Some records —
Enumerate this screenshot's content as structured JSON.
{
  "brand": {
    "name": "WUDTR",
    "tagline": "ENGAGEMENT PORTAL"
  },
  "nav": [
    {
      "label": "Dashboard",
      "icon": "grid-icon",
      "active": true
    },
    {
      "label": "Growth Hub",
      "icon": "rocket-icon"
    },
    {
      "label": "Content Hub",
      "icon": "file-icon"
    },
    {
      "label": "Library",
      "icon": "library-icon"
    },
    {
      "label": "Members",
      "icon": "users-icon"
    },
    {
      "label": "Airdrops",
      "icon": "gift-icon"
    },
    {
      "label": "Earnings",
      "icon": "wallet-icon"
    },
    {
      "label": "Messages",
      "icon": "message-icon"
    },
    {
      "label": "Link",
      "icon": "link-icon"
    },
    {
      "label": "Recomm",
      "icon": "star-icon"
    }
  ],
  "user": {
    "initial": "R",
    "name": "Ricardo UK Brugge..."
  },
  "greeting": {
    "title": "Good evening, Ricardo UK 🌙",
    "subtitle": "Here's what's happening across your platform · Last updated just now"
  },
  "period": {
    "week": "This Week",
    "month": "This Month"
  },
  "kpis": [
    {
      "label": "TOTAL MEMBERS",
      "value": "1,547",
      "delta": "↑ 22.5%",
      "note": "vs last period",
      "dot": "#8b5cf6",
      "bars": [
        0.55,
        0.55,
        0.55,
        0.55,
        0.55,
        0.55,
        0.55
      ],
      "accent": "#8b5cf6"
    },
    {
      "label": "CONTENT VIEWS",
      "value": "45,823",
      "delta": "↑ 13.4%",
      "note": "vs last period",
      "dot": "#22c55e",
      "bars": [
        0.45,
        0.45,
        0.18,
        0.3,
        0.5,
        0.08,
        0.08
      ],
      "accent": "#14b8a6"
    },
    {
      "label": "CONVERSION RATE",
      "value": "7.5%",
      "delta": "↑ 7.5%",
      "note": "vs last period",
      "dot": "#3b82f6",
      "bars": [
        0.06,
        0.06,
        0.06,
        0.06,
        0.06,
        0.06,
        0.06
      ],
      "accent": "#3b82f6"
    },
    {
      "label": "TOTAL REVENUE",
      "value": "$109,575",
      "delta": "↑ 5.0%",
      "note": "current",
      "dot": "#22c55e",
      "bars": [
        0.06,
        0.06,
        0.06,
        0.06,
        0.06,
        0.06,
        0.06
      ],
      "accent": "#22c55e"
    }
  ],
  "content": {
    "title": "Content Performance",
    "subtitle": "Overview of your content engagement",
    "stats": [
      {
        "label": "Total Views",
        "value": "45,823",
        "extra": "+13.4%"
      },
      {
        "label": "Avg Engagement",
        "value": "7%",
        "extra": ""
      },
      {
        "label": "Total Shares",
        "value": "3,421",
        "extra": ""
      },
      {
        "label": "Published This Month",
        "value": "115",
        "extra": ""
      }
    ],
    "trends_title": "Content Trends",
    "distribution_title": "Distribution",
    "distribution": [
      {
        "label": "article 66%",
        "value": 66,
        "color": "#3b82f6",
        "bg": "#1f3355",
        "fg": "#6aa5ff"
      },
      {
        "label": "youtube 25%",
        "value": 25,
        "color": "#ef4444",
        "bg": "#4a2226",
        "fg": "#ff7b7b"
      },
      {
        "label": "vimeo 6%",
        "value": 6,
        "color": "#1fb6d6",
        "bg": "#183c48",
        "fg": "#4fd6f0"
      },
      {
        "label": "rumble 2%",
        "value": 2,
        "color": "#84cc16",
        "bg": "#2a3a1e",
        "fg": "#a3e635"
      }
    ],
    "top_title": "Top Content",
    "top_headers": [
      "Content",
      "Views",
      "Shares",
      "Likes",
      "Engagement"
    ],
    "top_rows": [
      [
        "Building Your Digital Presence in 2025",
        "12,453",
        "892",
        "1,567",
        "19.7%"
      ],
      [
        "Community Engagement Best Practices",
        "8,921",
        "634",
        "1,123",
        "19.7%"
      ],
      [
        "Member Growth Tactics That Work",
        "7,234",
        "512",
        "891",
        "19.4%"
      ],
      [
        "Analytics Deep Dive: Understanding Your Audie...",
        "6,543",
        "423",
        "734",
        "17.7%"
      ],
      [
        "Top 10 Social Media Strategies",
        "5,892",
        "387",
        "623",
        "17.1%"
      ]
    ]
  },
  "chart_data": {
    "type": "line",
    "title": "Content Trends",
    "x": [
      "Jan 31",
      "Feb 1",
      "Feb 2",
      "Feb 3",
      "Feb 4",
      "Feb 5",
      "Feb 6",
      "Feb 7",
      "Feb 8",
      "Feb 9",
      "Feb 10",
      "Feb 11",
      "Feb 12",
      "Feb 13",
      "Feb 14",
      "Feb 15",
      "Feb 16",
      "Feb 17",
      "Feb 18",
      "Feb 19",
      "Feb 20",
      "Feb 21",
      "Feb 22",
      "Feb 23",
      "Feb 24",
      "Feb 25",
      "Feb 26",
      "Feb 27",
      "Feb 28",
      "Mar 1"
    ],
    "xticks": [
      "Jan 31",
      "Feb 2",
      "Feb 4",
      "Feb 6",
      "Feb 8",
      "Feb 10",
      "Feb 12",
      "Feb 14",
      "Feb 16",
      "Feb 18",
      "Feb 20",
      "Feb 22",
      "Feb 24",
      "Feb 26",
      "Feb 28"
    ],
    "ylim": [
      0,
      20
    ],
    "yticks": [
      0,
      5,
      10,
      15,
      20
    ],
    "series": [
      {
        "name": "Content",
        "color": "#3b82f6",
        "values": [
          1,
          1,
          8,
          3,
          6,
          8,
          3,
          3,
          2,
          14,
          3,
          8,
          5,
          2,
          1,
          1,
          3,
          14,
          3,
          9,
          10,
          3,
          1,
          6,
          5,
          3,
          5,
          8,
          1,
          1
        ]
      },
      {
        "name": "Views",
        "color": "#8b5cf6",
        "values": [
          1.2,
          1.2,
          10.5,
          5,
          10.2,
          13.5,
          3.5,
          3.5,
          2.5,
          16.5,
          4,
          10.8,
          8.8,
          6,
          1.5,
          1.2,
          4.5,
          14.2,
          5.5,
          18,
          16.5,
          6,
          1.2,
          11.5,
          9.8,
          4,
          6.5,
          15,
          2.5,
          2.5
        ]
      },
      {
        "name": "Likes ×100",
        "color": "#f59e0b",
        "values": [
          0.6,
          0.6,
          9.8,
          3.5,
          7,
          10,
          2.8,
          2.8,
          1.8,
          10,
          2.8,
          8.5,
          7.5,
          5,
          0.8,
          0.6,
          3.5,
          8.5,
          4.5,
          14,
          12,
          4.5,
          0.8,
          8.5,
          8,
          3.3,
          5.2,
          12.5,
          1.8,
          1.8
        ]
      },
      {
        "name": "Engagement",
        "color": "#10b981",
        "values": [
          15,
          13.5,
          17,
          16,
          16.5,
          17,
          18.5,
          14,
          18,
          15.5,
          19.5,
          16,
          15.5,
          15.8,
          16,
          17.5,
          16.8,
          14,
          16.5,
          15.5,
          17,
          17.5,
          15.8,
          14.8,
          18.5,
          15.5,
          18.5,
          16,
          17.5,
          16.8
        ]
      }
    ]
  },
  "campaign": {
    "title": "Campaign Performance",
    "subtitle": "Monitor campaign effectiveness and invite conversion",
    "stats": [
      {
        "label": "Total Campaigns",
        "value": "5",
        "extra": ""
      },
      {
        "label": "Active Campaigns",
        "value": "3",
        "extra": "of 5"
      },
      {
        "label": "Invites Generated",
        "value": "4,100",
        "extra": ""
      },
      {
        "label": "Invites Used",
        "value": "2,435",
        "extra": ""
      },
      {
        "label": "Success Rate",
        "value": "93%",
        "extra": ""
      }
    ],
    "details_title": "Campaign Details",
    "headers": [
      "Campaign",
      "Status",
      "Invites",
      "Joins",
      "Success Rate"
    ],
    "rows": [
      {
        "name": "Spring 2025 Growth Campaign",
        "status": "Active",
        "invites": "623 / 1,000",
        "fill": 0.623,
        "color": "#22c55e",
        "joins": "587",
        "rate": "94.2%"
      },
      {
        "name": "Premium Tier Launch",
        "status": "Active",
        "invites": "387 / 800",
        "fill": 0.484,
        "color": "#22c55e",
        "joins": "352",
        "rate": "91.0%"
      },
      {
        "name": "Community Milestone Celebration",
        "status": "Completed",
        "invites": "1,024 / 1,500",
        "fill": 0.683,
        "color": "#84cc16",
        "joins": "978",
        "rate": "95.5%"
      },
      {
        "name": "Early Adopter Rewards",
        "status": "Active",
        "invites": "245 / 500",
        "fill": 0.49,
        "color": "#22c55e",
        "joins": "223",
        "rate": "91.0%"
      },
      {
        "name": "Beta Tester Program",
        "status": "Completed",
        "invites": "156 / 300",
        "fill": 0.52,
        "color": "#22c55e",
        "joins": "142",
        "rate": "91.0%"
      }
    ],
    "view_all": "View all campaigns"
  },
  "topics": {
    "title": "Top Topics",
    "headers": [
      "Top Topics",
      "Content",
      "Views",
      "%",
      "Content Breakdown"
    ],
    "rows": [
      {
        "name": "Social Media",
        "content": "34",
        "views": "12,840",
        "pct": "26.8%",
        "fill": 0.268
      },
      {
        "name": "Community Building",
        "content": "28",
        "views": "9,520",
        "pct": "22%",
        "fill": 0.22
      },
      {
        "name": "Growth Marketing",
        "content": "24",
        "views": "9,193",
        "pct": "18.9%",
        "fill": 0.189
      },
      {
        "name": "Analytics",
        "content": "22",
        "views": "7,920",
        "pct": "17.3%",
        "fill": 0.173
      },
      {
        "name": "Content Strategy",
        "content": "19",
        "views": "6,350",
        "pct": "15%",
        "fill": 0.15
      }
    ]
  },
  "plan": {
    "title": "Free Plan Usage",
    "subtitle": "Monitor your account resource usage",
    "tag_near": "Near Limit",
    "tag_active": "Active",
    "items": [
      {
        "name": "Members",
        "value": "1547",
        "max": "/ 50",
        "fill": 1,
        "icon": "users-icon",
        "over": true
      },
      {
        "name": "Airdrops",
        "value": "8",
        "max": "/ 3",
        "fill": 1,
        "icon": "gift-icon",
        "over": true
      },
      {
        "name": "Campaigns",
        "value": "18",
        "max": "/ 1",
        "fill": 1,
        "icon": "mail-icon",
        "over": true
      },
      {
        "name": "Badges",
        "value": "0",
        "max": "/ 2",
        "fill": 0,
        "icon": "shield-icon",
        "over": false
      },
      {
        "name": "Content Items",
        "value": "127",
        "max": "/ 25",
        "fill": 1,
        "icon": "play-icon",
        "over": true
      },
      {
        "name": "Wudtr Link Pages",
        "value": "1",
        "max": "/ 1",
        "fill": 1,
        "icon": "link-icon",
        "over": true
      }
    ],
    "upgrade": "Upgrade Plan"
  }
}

GIVEN TASK —
Copy each line from the records above that includes the string "Building".

SOLUTION FOR THIS EXERCISE —
        "Building Your Digital Presence in 2025",
        "name": "Community Building",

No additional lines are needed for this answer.